(Data records)
——
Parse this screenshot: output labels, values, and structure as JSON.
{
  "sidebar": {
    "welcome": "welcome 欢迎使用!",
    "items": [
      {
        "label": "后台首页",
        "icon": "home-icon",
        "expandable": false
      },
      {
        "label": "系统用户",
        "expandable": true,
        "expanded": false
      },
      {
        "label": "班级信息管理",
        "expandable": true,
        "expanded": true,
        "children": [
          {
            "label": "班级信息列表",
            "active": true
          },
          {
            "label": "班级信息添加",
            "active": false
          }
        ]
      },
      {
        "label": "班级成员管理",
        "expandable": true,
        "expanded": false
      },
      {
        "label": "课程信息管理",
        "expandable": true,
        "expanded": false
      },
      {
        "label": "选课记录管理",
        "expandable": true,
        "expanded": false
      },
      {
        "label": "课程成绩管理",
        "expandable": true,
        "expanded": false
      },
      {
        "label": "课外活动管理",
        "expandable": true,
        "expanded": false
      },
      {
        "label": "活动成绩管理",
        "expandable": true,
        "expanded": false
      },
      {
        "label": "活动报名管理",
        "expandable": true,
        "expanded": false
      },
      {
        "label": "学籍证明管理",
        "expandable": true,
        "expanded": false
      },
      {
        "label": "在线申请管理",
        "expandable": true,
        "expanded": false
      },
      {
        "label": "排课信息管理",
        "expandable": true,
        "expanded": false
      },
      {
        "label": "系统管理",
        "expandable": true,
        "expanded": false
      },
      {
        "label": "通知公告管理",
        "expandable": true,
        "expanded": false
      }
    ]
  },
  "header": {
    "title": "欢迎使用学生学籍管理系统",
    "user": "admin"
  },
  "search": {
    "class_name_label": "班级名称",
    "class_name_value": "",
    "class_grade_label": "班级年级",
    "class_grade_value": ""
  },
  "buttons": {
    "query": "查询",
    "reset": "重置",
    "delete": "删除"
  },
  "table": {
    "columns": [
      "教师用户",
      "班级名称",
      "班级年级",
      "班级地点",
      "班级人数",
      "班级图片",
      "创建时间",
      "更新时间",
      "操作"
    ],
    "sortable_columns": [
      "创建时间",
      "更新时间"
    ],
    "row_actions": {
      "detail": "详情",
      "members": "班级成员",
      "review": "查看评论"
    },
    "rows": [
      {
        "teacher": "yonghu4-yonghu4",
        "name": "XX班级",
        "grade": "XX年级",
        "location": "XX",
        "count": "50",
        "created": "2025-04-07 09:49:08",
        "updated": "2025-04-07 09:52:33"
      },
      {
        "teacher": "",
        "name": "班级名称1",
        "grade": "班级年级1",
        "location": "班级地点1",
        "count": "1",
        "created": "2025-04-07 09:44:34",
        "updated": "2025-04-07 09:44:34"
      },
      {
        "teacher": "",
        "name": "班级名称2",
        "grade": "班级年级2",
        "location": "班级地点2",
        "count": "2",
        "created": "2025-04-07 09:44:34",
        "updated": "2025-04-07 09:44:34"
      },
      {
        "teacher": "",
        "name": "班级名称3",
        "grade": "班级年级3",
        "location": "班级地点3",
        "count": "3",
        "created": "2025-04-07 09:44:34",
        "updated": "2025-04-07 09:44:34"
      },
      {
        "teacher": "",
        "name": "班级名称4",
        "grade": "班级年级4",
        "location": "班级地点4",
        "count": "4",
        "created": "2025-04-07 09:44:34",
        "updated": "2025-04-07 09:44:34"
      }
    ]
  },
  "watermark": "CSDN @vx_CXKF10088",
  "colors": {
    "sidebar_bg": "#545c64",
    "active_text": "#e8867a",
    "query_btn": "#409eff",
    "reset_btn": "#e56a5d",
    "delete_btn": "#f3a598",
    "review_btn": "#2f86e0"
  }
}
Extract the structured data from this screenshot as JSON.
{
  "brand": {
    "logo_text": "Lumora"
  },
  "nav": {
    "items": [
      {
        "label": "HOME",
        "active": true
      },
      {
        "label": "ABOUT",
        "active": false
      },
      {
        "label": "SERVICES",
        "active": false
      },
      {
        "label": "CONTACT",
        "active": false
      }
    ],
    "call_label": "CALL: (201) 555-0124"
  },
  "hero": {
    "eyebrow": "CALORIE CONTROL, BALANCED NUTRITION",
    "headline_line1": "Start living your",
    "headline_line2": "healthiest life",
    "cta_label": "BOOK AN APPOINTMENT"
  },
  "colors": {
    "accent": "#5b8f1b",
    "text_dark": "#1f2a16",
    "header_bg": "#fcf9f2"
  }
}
——
◆ What you are asked to do
Restate the whole of the material exactly.

◆ The output
Parse this screenshot: output labels, values, and structure as JSON.
{
  "sidebar": {
    "welcome": "welcome 欢迎使用!",
    "items": [
      {
        "label": "后台首页",
        "icon": "home-icon",
        "expandable": false
      },
      {
        "label": "系统用户",
        "expandable": true,
        "expanded": false
      },
      {
        "label": "班级信息管理",
        "expandable": true,
        "expanded": true,
        "children": [
          {
            "label": "班级信息列表",
            "active": true
          },
          {
            "label": "班级信息添加",
            "active": false
          }
        ]
      },
      {
        "label": "班级成员管理",
        "expandable": true,
        "expanded": false
      },
      {
        "label": "课程信息管理",
        "expandable": true,
        "expanded": false
      },
      {
        "label": "选课记录管理",
        "expandable": true,
        "expanded": false
      },
      {
        "label": "课程成绩管理",
        "expandable": true,
        "expanded": false
      },
      {
        "label": "课外活动管理",
        "expandable": true,
        "expanded": false
      },
      {
        "label": "活动成绩管理",
        "expandable": true,
        "expanded": false
      },
      {
        "label": "活动报名管理",
        "expandable": true,
        "expanded": false
      },
      {
        "label": "学籍证明管理",
        "expandable": true,
        "expanded": false
      },
      {
        "label": "在线申请管理",
        "expandable": true,
        "expanded": false
      },
      {
        "label": "排课信息管理",
        "expandable": true,
        "expanded": false
      },
      {
        "label": "系统管理",
        "expandable": true,
        "expanded": false
      },
      {
        "label": "通知公告管理",
        "expandable": true,
        "expanded": false
      }
    ]
  },
  "header": {
    "title": "欢迎使用学生学籍管理系统",
    "user": "admin"
  },
  "search": {
    "class_name_label": "班级名称",
    "class_name_value": "",
    "class_grade_label": "班级年级",
    "class_grade_value": ""
  },
  "buttons": {
    "query": "查询",
    "reset": "重置",
    "delete": "删除"
  },
  "table": {
    "columns": [
      "教师用户",
      "班级名称",
      "班级年级",
      "班级地点",
      "班级人数",
      "班级图片",
      "创建时间",
      "更新时间",
      "操作"
    ],
    "sortable_columns": [
      "创建时间",
      "更新时间"
    ],
    "row_actions": {
      "detail": "详情",
      "members": "班级成员",
      "review": "查看评论"
    },
    "rows": [
      {
        "teacher": "yonghu4-yonghu4",
        "name": "XX班级",
        "grade": "XX年级",
        "location": "XX",
        "count": "50",
        "created": "2025-04-07 09:49:08",
        "updated": "2025-04-07 09:52:33"
      },
      {
        "teacher": "",
        "name": "班级名称1",
        "grade": "班级年级1",
        "location": "班级地点1",
        "count": "1",
        "created": "2025-04-07 09:44:34",
        "updated": "2025-04-07 09:44:34"
      },
      {
        "teacher": "",
        "name": "班级名称2",
        "grade": "班级年级2",
        "location": "班级地点2",
        "count": "2",
        "created": "2025-04-07 09:44:34",
        "updated": "2025-04-07 09:44:34"
      },
      {
        "teacher": "",
        "name": "班级名称3",
        "grade": "班级年级3",
        "location": "班级地点3",
        "count": "3",
        "created": "2025-04-07 09:44:34",
        "updated": "2025-04-07 09:44:34"
      },
      {
        "teacher": "",
        "name": "班级名称4",
        "grade": "班级年级4",
        "location": "班级地点4",
        "count": "4",
        "created": "2025-04-07 09:44:34",
        "updated": "2025-04-07 09:44:34"
      }
    ]
  },
  "watermark": "CSDN @vx_CXKF10088",
  "colors": {
    "sidebar_bg": "#545c64",
    "active_text": "#e8867a",
    "query_btn": "#409eff",
    "reset_btn": "#e56a5d",
    "delete_btn": "#f3a598",
    "review_btn": "#2f86e0"
  }
}
Extract the structured data from this screenshot as JSON.
{
  "brand": {
    "logo_text": "Lumora"
  },
  "nav": {
    "items": [
      {
        "label": "HOME",
        "active": true
      },
      {
        "label": "ABOUT",
        "active": false
      },
      {
        "label": "SERVICES",
        "active": false
      },
      {
        "label": "CONTACT",
        "active": false
      }
    ],
    "call_label": "CALL: (201) 555-0124"
  },
  "hero": {
    "eyebrow": "CALORIE CONTROL, BALANCED NUTRITION",
    "headline_line1": "Start living your",
    "headline_line2": "healthiest life",
    "cta_label": "BOOK AN APPOINTMENT"
  },
  "colors": {
    "accent": "#5b8f1b",
    "text_dark": "#1f2a16",
    "header_bg": "#fcf9f2"
  }
}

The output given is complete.